:: Stated problem ::
Show all lines that include the string "планируемый"; copy each one.

------------------------

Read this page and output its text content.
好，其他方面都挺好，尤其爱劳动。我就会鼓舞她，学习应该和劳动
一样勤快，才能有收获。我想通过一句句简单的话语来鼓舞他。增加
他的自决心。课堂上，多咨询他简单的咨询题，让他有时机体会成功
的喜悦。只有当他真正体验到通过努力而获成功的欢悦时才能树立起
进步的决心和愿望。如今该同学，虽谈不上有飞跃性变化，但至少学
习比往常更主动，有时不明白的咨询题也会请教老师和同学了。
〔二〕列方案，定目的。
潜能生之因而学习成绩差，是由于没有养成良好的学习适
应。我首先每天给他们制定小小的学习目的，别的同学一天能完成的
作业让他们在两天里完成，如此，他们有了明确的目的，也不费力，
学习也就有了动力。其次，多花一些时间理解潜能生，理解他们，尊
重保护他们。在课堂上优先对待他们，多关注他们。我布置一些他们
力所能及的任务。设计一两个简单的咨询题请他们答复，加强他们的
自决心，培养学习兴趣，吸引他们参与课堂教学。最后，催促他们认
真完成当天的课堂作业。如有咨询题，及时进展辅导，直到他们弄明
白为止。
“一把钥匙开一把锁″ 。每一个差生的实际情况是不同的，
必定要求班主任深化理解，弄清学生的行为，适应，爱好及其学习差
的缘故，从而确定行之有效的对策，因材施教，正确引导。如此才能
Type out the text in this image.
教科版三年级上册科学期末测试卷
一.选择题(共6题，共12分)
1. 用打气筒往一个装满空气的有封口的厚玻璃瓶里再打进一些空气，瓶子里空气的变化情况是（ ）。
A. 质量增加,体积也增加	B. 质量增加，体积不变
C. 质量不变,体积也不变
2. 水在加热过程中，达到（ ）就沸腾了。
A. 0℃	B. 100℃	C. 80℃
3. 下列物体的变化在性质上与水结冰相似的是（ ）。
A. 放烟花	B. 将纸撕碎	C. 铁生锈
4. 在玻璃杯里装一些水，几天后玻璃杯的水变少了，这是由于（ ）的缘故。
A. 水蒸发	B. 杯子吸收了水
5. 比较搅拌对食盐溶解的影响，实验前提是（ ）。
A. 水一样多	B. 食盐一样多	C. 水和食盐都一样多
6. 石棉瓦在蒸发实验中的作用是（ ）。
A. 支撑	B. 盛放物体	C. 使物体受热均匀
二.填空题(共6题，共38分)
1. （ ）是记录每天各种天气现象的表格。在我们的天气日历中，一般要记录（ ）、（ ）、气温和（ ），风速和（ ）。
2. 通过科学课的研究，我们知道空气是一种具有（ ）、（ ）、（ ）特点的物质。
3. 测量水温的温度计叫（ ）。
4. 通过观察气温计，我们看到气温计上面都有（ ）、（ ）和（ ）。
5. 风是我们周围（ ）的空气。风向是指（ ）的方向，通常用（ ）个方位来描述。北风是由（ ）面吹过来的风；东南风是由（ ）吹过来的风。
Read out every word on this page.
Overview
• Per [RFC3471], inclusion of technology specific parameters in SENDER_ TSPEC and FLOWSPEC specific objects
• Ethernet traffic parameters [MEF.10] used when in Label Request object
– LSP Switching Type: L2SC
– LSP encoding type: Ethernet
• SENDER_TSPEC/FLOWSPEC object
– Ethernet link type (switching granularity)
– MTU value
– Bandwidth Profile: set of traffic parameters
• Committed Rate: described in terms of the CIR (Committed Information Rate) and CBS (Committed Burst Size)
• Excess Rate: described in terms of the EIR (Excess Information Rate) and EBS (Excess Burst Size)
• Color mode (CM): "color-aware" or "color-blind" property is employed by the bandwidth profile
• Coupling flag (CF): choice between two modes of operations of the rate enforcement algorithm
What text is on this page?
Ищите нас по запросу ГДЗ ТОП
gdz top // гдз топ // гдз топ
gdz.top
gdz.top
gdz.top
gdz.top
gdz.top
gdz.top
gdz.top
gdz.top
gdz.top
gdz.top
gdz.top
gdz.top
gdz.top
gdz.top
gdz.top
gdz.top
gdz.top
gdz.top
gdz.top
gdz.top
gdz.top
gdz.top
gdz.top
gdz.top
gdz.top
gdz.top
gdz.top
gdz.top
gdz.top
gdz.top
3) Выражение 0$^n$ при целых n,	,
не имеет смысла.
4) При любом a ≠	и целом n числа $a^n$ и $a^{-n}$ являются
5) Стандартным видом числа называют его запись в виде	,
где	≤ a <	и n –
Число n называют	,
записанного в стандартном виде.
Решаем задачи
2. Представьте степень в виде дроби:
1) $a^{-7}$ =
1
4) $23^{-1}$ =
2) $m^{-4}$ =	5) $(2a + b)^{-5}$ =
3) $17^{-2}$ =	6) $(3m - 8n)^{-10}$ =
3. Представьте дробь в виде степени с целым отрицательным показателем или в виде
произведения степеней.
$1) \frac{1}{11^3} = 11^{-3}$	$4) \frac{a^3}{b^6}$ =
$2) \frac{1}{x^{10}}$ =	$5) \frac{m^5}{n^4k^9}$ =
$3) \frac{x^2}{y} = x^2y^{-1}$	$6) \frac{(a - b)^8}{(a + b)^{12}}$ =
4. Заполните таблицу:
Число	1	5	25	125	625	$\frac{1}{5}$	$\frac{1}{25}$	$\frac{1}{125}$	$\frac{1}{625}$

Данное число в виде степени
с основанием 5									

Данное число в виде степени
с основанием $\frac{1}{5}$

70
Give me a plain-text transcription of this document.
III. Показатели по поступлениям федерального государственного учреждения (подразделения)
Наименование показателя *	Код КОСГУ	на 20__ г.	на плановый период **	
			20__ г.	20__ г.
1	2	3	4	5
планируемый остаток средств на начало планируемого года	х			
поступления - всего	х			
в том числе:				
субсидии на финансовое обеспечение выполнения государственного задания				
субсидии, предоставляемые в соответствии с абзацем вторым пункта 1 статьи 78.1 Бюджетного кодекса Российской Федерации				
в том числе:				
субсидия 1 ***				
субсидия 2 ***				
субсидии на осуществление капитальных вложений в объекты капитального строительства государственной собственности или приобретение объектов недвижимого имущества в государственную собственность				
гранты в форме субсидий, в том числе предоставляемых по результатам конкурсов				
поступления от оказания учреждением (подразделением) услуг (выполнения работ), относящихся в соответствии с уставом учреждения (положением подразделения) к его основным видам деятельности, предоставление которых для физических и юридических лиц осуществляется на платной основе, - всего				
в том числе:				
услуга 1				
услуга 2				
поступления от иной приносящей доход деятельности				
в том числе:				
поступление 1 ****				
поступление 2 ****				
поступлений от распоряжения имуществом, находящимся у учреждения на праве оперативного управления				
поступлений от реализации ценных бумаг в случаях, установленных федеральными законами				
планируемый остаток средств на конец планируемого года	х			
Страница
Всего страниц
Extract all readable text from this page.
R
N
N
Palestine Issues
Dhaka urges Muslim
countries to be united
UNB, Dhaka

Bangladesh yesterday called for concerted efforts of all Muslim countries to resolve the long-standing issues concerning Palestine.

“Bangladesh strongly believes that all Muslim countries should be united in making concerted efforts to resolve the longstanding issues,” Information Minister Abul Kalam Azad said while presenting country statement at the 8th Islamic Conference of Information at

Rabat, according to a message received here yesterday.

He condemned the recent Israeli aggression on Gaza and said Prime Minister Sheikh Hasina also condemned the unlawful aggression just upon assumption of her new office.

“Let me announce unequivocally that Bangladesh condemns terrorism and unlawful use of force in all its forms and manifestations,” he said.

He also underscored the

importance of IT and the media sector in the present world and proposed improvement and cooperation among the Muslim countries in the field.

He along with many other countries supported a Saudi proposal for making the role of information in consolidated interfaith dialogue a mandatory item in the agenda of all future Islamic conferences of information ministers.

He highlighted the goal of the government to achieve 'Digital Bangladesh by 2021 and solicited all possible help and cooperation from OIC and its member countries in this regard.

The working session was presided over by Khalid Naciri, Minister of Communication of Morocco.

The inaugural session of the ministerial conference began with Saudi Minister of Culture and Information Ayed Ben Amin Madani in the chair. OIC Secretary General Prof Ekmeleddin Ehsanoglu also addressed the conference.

------------------------

:: Exercise output ::
планируемый остаток средств на начало планируемого года	х			
планируемый остаток средств на конец планируемого года	х			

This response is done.